*Do this*:
Only the lines from the one containing "Give me the" to the end of the entries should be written out, each exactly as it stands, both ends included.

begin

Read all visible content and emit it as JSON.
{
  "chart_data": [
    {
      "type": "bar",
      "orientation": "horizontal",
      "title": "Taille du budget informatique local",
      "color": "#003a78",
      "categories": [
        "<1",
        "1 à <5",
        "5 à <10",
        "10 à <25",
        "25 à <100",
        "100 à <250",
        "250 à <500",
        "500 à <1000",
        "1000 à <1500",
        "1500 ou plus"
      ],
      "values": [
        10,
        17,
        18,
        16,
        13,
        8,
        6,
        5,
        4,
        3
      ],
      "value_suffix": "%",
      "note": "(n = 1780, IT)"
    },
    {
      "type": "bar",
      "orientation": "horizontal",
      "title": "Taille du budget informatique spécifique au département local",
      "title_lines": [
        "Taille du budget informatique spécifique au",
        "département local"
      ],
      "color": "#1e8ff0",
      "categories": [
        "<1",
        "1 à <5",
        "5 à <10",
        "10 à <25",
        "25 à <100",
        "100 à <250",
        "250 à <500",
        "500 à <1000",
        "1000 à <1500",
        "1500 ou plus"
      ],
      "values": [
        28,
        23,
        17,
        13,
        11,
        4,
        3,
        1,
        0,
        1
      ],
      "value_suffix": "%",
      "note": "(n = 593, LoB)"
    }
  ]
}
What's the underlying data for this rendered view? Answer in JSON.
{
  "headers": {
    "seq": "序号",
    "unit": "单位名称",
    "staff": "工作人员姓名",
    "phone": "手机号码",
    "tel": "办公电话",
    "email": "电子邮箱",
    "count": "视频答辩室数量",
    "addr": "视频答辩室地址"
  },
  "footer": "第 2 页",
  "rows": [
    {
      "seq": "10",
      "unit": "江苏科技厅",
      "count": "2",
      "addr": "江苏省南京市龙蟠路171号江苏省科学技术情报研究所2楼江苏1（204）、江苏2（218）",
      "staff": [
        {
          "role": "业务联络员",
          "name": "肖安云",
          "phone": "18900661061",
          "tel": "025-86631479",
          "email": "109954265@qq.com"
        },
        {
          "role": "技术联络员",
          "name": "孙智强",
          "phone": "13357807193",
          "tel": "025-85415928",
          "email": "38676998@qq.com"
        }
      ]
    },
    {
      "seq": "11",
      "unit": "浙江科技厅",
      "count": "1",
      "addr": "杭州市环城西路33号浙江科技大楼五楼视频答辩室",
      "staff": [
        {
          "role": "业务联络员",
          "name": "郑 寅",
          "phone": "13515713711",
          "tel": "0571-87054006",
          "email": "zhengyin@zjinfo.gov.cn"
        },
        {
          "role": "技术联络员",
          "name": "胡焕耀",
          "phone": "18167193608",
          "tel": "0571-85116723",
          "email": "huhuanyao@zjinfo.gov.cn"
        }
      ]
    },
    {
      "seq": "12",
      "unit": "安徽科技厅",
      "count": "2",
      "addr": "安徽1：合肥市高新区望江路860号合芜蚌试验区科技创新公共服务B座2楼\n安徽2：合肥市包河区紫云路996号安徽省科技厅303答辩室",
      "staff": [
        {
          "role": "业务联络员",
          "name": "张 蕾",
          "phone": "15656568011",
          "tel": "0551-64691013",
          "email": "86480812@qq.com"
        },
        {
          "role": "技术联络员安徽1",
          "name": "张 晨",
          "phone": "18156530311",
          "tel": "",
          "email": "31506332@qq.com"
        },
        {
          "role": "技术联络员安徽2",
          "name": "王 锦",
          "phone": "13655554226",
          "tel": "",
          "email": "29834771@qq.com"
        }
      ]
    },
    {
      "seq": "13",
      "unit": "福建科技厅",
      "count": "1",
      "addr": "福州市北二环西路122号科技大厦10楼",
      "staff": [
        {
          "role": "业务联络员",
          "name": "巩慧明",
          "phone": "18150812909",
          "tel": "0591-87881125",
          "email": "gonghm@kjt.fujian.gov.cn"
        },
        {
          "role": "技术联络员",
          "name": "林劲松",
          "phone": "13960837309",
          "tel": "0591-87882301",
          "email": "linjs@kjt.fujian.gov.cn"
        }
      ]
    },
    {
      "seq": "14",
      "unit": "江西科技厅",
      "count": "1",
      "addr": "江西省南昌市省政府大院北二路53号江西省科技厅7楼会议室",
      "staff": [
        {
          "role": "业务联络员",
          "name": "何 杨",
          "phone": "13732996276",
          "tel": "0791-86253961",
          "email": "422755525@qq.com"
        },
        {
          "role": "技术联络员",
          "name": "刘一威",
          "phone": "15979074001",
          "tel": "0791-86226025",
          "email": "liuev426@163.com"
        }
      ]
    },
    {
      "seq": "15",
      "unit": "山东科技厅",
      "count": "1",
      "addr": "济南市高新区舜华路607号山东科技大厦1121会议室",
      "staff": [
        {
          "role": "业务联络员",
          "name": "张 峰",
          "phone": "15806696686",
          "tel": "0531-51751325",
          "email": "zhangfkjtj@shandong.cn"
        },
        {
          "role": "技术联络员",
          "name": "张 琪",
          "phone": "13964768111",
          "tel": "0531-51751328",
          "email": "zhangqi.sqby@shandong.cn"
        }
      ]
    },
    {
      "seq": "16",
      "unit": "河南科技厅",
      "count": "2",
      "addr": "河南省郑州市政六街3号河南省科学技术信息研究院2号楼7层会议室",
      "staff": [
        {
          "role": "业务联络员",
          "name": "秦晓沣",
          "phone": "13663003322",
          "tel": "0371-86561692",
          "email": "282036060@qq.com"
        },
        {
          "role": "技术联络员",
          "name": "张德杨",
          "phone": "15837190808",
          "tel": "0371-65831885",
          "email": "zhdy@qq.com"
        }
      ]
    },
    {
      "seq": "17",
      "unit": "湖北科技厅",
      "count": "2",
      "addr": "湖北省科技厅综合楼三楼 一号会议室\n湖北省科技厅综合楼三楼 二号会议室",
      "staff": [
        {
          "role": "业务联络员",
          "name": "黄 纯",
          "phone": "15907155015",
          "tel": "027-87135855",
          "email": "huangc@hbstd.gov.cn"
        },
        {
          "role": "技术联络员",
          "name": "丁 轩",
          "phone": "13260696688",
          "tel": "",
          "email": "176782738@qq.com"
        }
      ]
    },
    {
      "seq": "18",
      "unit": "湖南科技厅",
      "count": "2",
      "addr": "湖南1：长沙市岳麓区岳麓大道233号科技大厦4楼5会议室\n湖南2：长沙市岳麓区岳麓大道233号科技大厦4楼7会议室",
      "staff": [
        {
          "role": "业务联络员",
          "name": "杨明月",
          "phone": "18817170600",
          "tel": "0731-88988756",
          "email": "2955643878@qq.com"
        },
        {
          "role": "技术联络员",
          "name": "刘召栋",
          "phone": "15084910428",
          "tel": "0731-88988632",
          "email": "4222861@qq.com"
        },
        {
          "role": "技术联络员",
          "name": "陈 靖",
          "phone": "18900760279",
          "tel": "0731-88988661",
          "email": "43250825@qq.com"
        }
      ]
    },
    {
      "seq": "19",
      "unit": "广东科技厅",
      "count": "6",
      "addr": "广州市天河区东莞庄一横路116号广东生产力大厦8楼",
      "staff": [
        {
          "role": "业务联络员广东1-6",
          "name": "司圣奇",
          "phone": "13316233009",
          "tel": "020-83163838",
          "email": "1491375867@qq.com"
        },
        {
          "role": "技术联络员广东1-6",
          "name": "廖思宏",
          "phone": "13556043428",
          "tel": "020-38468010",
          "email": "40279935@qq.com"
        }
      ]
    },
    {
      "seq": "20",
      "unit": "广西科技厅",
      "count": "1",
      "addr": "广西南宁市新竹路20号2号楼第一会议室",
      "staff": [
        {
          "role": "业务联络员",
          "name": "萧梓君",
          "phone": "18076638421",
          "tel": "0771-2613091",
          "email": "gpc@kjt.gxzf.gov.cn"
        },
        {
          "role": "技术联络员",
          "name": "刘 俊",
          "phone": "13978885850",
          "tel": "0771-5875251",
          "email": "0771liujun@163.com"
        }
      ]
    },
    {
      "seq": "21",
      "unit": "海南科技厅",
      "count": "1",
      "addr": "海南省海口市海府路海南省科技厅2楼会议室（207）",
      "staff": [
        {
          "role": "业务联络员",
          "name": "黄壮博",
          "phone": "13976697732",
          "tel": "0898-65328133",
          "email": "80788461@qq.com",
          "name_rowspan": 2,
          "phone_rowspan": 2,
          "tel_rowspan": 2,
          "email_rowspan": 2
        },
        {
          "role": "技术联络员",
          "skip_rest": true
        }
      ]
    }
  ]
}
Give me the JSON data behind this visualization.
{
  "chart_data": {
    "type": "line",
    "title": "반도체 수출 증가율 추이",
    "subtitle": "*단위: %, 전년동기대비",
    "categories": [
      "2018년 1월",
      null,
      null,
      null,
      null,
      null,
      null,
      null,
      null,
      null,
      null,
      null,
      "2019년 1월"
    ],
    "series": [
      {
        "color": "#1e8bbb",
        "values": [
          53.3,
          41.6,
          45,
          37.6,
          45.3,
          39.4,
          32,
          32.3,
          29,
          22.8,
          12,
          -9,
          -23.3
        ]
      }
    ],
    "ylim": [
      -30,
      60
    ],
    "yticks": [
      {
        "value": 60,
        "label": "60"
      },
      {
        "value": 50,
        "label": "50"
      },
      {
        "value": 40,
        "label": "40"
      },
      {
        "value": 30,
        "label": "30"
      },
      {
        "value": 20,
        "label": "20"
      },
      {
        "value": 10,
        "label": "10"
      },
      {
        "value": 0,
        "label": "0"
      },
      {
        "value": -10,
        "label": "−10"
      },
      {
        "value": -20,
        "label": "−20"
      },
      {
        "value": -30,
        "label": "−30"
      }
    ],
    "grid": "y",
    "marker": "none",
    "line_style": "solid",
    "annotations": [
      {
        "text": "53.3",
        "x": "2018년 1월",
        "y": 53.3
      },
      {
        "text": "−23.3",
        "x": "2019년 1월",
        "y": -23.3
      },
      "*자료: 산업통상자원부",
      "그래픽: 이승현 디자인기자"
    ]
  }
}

end

*Result*:
Give me the JSON data behind this visualization.
{
  "chart_data": {
    "type": "line",
    "title": "반도체 수출 증가율 추이",
    "subtitle": "*단위: %, 전년동기대비",
    "categories": [
      "2018년 1월",
      null,
      null,
      null,
      null,
      null,
      null,
      null,
      null,
      null,
      null,
      null,
      "2019년 1월"
    ],
    "series": [
      {
        "color": "#1e8bbb",
        "values": [
          53.3,
          41.6,
          45,
          37.6,
          45.3,
          39.4,
          32,
          32.3,
          29,
          22.8,
          12,
          -9,
          -23.3
        ]
      }
    ],
    "ylim": [
      -30,
      60
    ],
    "yticks": [
      {
        "value": 60,
        "label": "60"
      },
      {
        "value": 50,
        "label": "50"
      },
      {
        "value": 40,
        "label": "40"
      },
      {
        "value": 30,
        "label": "30"
      },
      {
        "value": 20,
        "label": "20"
      },
      {
        "value": 10,
        "label": "10"
      },
      {
        "value": 0,
        "label": "0"
      },
      {
        "value": -10,
        "label": "−10"
      },
      {
        "value": -20,
        "label": "−20"
      },
      {
        "value": -30,
        "label": "−30"
      }
    ],
    "grid": "y",
    "marker": "none",
    "line_style": "solid",
    "annotations": [
      {
        "text": "53.3",
        "x": "2018년 1월",
        "y": 53.3
      },
      {
        "text": "−23.3",
        "x": "2019년 1월",
        "y": -23.3
      },
      "*자료: 산업통상자원부",
      "그래픽: 이승현 디자인기자"
    ]
  }
}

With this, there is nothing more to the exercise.